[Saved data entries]
══════════
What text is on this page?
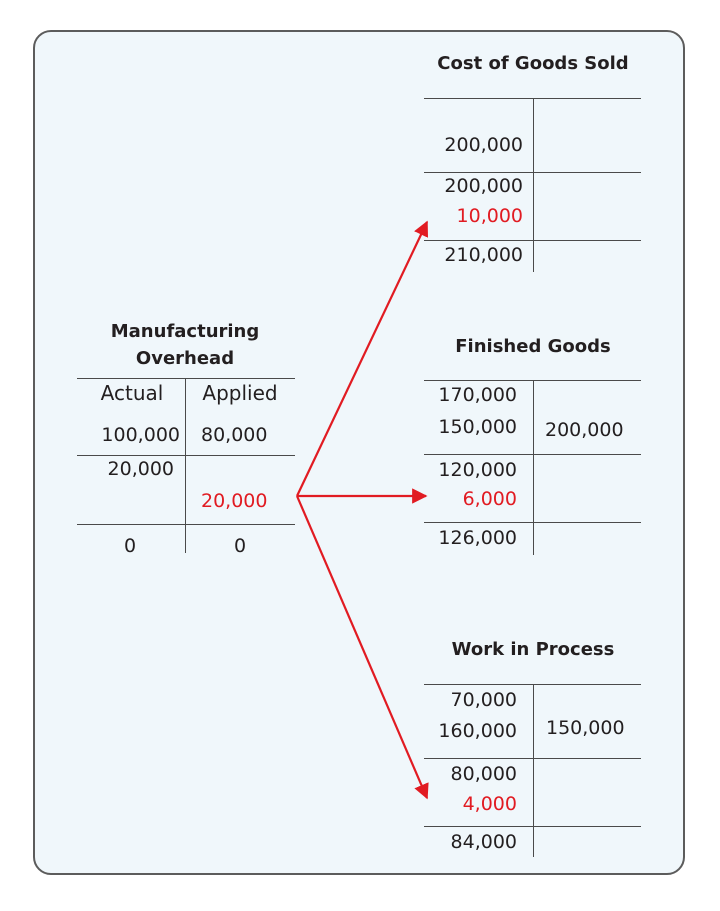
Manufacturing
Overhead
Actual	Applied
100,000 80,000
20,000
20,000
0	0
Cost of Goods Sold
200,000
200,000
10,000
210,000
Finished Goods
170,000
150,000 200,000
120,000
6,000
126,000
Work in Process
70,000
160,000 150,000
80,000
4,000
84,000
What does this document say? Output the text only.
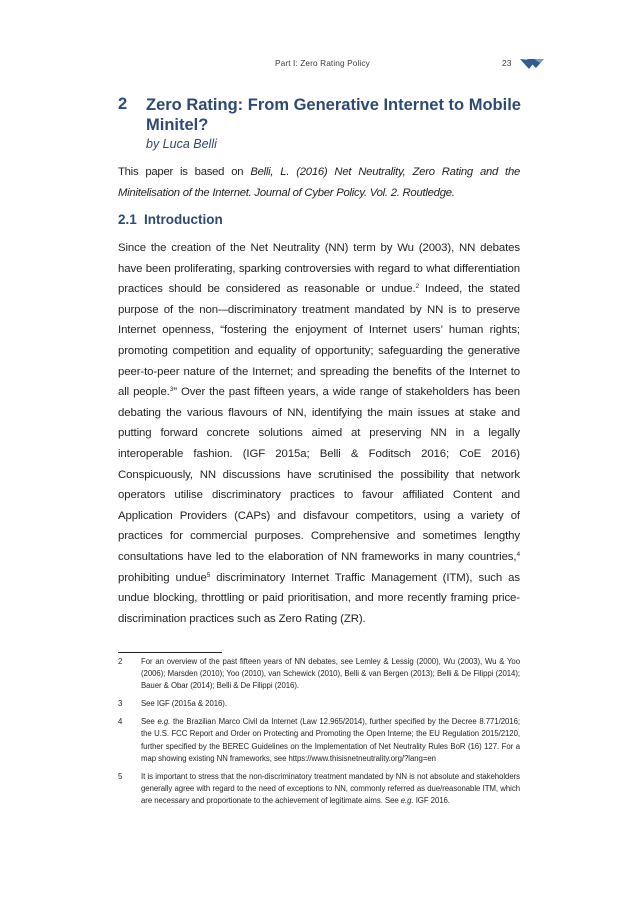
Part I: Zero Rating Policy	23
2 Zero Rating: From Generative Internet to Mobile Minitel?
by Luca Belli
This paper is based on Belli, L. (2016) Net Neutrality, Zero Rating and the Minitelisation of the Internet. Journal of Cyber Policy. Vol. 2. Routledge.
2.1 Introduction
Since the creation of the Net Neutrality (NN) term by Wu (2003), NN debates have been proliferating, sparking controversies with regard to what differentiation practices should be considered as reasonable or undue.$^2$ Indeed, the stated purpose of the non-–discriminatory treatment mandated by NN is to preserve Internet openness, “fostering the enjoyment of Internet users’ human rights; promoting competition and equality of opportunity; safeguarding the generative peer-to-peer nature of the Internet; and spreading the benefits of the Internet to all people.$^3$” Over the past fifteen years, a wide range of stakeholders has been debating the various flavours of NN, identifying the main issues at stake and putting forward concrete solutions aimed at preserving NN in a legally interoperable fashion. (IGF 2015a; Belli & Foditsch 2016; CoE 2016) Conspicuously, NN discussions have scrutinised the possibility that network operators utilise discriminatory practices to favour affiliated Content and Application Providers (CAPs) and disfavour competitors, using a variety of practices for commercial purposes. Comprehensive and sometimes lengthy consultations have led to the elaboration of NN frameworks in many countries,$^4$ prohibiting undue$^5$ discriminatory Internet Traffic Management (ITM), such as undue blocking, throttling or paid prioritisation, and more recently framing price-discrimination practices such as Zero Rating (ZR).
2 For an overview of the past fifteen years of NN debates, see Lemley & Lessig (2000), Wu (2003), Wu & Yoo (2006); Marsden (2010); Yoo (2010), van Schewick (2010), Belli & van Bergen (2013); Belli & De Filippi (2014); Bauer & Obar (2014); Belli & De Filippi (2016).
3 See IGF (2015a & 2016).
4 See e.g. the Brazilian Marco Civil da Internet (Law 12.965/2014), further specified by the Decree 8.771/2016; the U.S. FCC Report and Order on Protecting and Promoting the Open Interne; the EU Regulation 2015/2120, further specified by the BEREC Guidelines on the Implementation of Net Neutrality Rules BoR (16) 127. For a map showing existing NN frameworks, see https://www.thisisnetneutrality.org/?lang=en
5 It is important to stress that the non-discriminatory treatment mandated by NN is not absolute and stakeholders generally agree with regard to the need of exceptions to NN, commonly referred as due/reasonable ITM, which are necessary and proportionate to the achievement of legitimate aims. See e.g. IGF 2016.
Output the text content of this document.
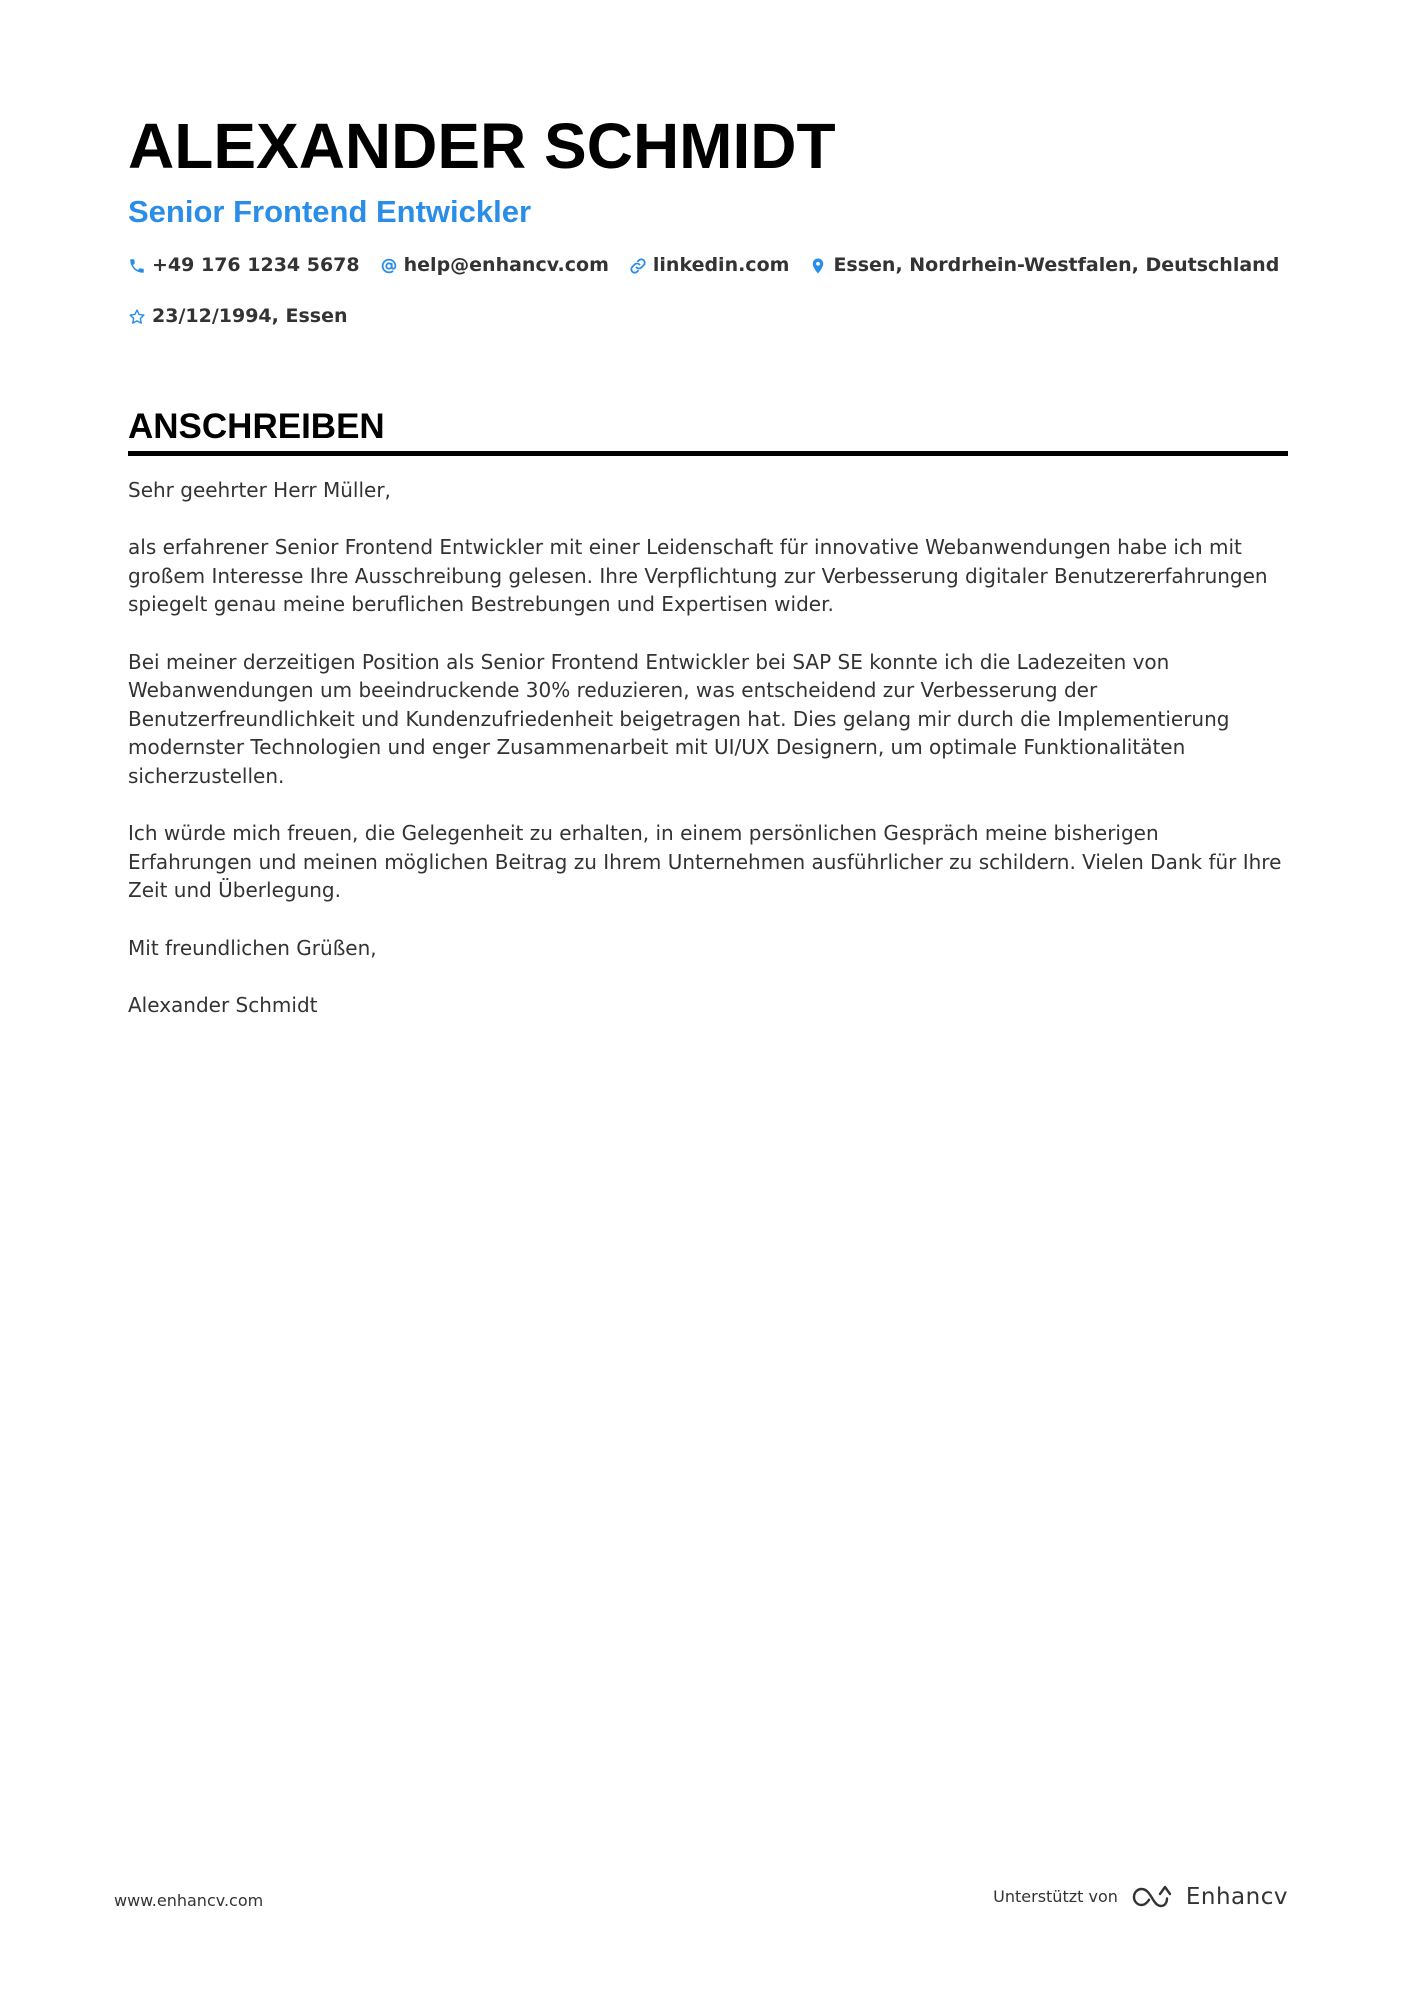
ALEXANDER SCHMIDT
Senior Frontend Entwickler
+49 176 1234 5678 help@enhancv.com linkedin.com Essen, Nordrhein-Westfalen, Deutschland
23/12/1994, Essen
ANSCHREIBEN

Sehr geehrter Herr Müller,

als erfahrener Senior Frontend Entwickler mit einer Leidenschaft für innovative Webanwendungen habe ich mit großem Interesse Ihre Ausschreibung gelesen. Ihre Verpflichtung zur Verbesserung digitaler Benutzererfahrungen spiegelt genau meine beruflichen Bestrebungen und Expertisen wider.

Bei meiner derzeitigen Position als Senior Frontend Entwickler bei SAP SE konnte ich die Ladezeiten von Webanwendungen um beeindruckende 30% reduzieren, was entscheidend zur Verbesserung der Benutzerfreundlichkeit und Kundenzufriedenheit beigetragen hat. Dies gelang mir durch die Implementierung modernster Technologien und enger Zusammenarbeit mit UI/UX Designern, um optimale Funktionalitäten sicherzustellen.

Ich würde mich freuen, die Gelegenheit zu erhalten, in einem persönlichen Gespräch meine bisherigen Erfahrungen und meinen möglichen Beitrag zu Ihrem Unternehmen ausführlicher zu schildern. Vielen Dank für Ihre Zeit und Überlegung.

Mit freundlichen Grüßen,

Alexander Schmidt

www.enhancv.com	Unterstützt von	Enhancv
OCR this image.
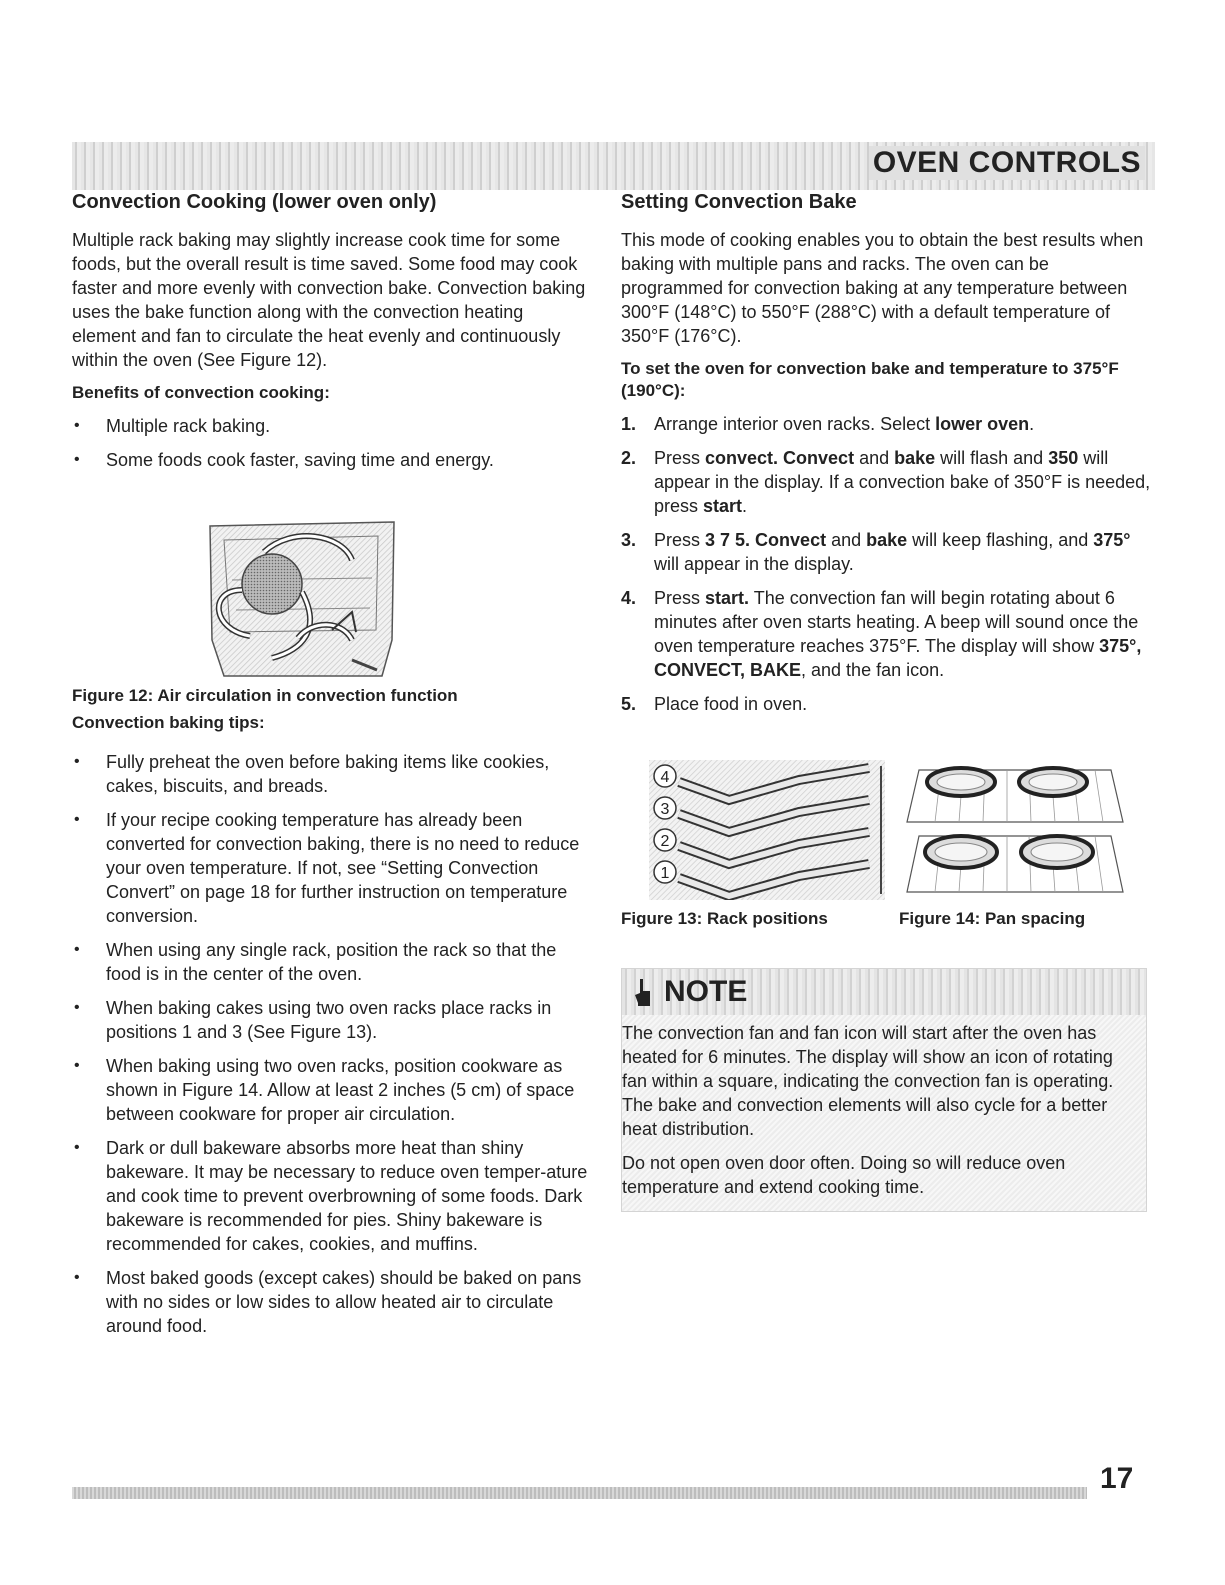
OVEN CONTROLS
Convection Cooking (lower oven only)

Multiple rack baking may slightly increase cook time for some foods, but the overall result is time saved. Some food may cook faster and more evenly with convection bake. Convection baking uses the bake function along with the convection heating element and fan to circulate the heat evenly and continuously within the oven (See Figure 12).

Benefits of convection cooking:
• Multiple rack baking.
• Some foods cook faster, saving time and energy.
Figure 12: Air circulation in convection function
Convection baking tips:
• Fully preheat the oven before baking items like cookies, cakes, biscuits, and breads.
• If your recipe cooking temperature has already been converted for convection baking, there is no need to reduce your oven temperature. If not, see “Setting Convection Convert” on page 18 for further instruction on temperature conversion.
• When using any single rack, position the rack so that the food is in the center of the oven.
• When baking cakes using two oven racks place racks in positions 1 and 3 (See Figure 13).
• When baking using two oven racks, position cookware as shown in Figure 14. Allow at least 2 inches (5 cm) of space between cookware for proper air circulation.
• Dark or dull bakeware absorbs more heat than shiny bakeware. It may be necessary to reduce oven temper-ature and cook time to prevent overbrowning of some foods. Dark bakeware is recommended for pies. Shiny bakeware is recommended for cakes, cookies, and muffins.
• Most baked goods (except cakes) should be baked on pans with no sides or low sides to allow heated air to circulate around food.
Setting Convection Bake

This mode of cooking enables you to obtain the best results when baking with multiple pans and racks. The oven can be programmed for convection baking at any temperature between 300°F (148°C) to 550°F (288°C) with a default temperature of 350°F (176°C).

To set the oven for convection bake and temperature to 375°F (190°C):
1. Arrange interior oven racks. Select lower oven.
2. Press convect. Convect and bake will flash and 350 will appear in the display. If a convection bake of 350°F is needed, press start.
3. Press 3 7 5. Convect and bake will keep flashing, and 375° will appear in the display.
4. Press start. The convection fan will begin rotating about 6 minutes after oven starts heating. A beep will sound once the oven temperature reaches 375°F. The display will show 375°, CONVECT, BAKE, and the fan icon.
5. Place food in oven.
4
3
2
1
Figure 13: Rack positions	Figure 14: Pan spacing
NOTE

The convection fan and fan icon will start after the oven has heated for 6 minutes. The display will show an icon of rotating fan within a square, indicating the convection fan is operating. The bake and convection elements will also cycle for a better heat distribution.

Do not open oven door often. Doing so will reduce oven temperature and extend cooking time.

17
══════════
## What is required
Every record above should be transcribed exactly; the pictures stay out of the copy.

## Response for this exercise
What text is on this page?
Manufacturing
Overhead
Actual	Applied
100,000 80,000
20,000
20,000
0	0
Cost of Goods Sold
200,000
200,000
10,000
210,000
Finished Goods
170,000
150,000 200,000
120,000
6,000
126,000
Work in Process
70,000
160,000 150,000
80,000
4,000
84,000
What does this document say? Output the text only.
Part I: Zero Rating Policy	23
2 Zero Rating: From Generative Internet to Mobile Minitel?
by Luca Belli
This paper is based on Belli, L. (2016) Net Neutrality, Zero Rating and the Minitelisation of the Internet. Journal of Cyber Policy. Vol. 2. Routledge.
2.1 Introduction
Since the creation of the Net Neutrality (NN) term by Wu (2003), NN debates have been proliferating, sparking controversies with regard to what differentiation practices should be considered as reasonable or undue.$^2$ Indeed, the stated purpose of the non-–discriminatory treatment mandated by NN is to preserve Internet openness, “fostering the enjoyment of Internet users’ human rights; promoting competition and equality of opportunity; safeguarding the generative peer-to-peer nature of the Internet; and spreading the benefits of the Internet to all people.$^3$” Over the past fifteen years, a wide range of stakeholders has been debating the various flavours of NN, identifying the main issues at stake and putting forward concrete solutions aimed at preserving NN in a legally interoperable fashion. (IGF 2015a; Belli & Foditsch 2016; CoE 2016) Conspicuously, NN discussions have scrutinised the possibility that network operators utilise discriminatory practices to favour affiliated Content and Application Providers (CAPs) and disfavour competitors, using a variety of practices for commercial purposes. Comprehensive and sometimes lengthy consultations have led to the elaboration of NN frameworks in many countries,$^4$ prohibiting undue$^5$ discriminatory Internet Traffic Management (ITM), such as undue blocking, throttling or paid prioritisation, and more recently framing price-discrimination practices such as Zero Rating (ZR).
2 For an overview of the past fifteen years of NN debates, see Lemley & Lessig (2000), Wu (2003), Wu & Yoo (2006); Marsden (2010); Yoo (2010), van Schewick (2010), Belli & van Bergen (2013); Belli & De Filippi (2014); Bauer & Obar (2014); Belli & De Filippi (2016).
3 See IGF (2015a & 2016).
4 See e.g. the Brazilian Marco Civil da Internet (Law 12.965/2014), further specified by the Decree 8.771/2016; the U.S. FCC Report and Order on Protecting and Promoting the Open Interne; the EU Regulation 2015/2120, further specified by the BEREC Guidelines on the Implementation of Net Neutrality Rules BoR (16) 127. For a map showing existing NN frameworks, see https://www.thisisnetneutrality.org/?lang=en
5 It is important to stress that the non-discriminatory treatment mandated by NN is not absolute and stakeholders generally agree with regard to the need of exceptions to NN, commonly referred as due/reasonable ITM, which are necessary and proportionate to the achievement of legitimate aims. See e.g. IGF 2016.
Output the text content of this document.
ALEXANDER SCHMIDT
Senior Frontend Entwickler
+49 176 1234 5678 help@enhancv.com linkedin.com Essen, Nordrhein-Westfalen, Deutschland
23/12/1994, Essen
ANSCHREIBEN

Sehr geehrter Herr Müller,

als erfahrener Senior Frontend Entwickler mit einer Leidenschaft für innovative Webanwendungen habe ich mit großem Interesse Ihre Ausschreibung gelesen. Ihre Verpflichtung zur Verbesserung digitaler Benutzererfahrungen spiegelt genau meine beruflichen Bestrebungen und Expertisen wider.

Bei meiner derzeitigen Position als Senior Frontend Entwickler bei SAP SE konnte ich die Ladezeiten von Webanwendungen um beeindruckende 30% reduzieren, was entscheidend zur Verbesserung der Benutzerfreundlichkeit und Kundenzufriedenheit beigetragen hat. Dies gelang mir durch die Implementierung modernster Technologien und enger Zusammenarbeit mit UI/UX Designern, um optimale Funktionalitäten sicherzustellen.

Ich würde mich freuen, die Gelegenheit zu erhalten, in einem persönlichen Gespräch meine bisherigen Erfahrungen und meinen möglichen Beitrag zu Ihrem Unternehmen ausführlicher zu schildern. Vielen Dank für Ihre Zeit und Überlegung.

Mit freundlichen Grüßen,

Alexander Schmidt

www.enhancv.com	Unterstützt von	Enhancv
OCR this image.
OVEN CONTROLS
Convection Cooking (lower oven only)

Multiple rack baking may slightly increase cook time for some foods, but the overall result is time saved. Some food may cook faster and more evenly with convection bake. Convection baking uses the bake function along with the convection heating element and fan to circulate the heat evenly and continuously within the oven (See Figure 12).

Benefits of convection cooking:
• Multiple rack baking.
• Some foods cook faster, saving time and energy.
Figure 12: Air circulation in convection function
Convection baking tips:
• Fully preheat the oven before baking items like cookies, cakes, biscuits, and breads.
• If your recipe cooking temperature has already been converted for convection baking, there is no need to reduce your oven temperature. If not, see “Setting Convection Convert” on page 18 for further instruction on temperature conversion.
• When using any single rack, position the rack so that the food is in the center of the oven.
• When baking cakes using two oven racks place racks in positions 1 and 3 (See Figure 13).
• When baking using two oven racks, position cookware as shown in Figure 14. Allow at least 2 inches (5 cm) of space between cookware for proper air circulation.
• Dark or dull bakeware absorbs more heat than shiny bakeware. It may be necessary to reduce oven temper-ature and cook time to prevent overbrowning of some foods. Dark bakeware is recommended for pies. Shiny bakeware is recommended for cakes, cookies, and muffins.
• Most baked goods (except cakes) should be baked on pans with no sides or low sides to allow heated air to circulate around food.
Setting Convection Bake

This mode of cooking enables you to obtain the best results when baking with multiple pans and racks. The oven can be programmed for convection baking at any temperature between 300°F (148°C) to 550°F (288°C) with a default temperature of 350°F (176°C).

To set the oven for convection bake and temperature to 375°F (190°C):
1. Arrange interior oven racks. Select lower oven.
2. Press convect. Convect and bake will flash and 350 will appear in the display. If a convection bake of 350°F is needed, press start.
3. Press 3 7 5. Convect and bake will keep flashing, and 375° will appear in the display.
4. Press start. The convection fan will begin rotating about 6 minutes after oven starts heating. A beep will sound once the oven temperature reaches 375°F. The display will show 375°, CONVECT, BAKE, and the fan icon.
5. Place food in oven.
4
3
2
1
Figure 13: Rack positions	Figure 14: Pan spacing
NOTE

The convection fan and fan icon will start after the oven has heated for 6 minutes. The display will show an icon of rotating fan within a square, indicating the convection fan is operating. The bake and convection elements will also cycle for a better heat distribution.

Do not open oven door often. Doing so will reduce oven temperature and extend cooking time.

17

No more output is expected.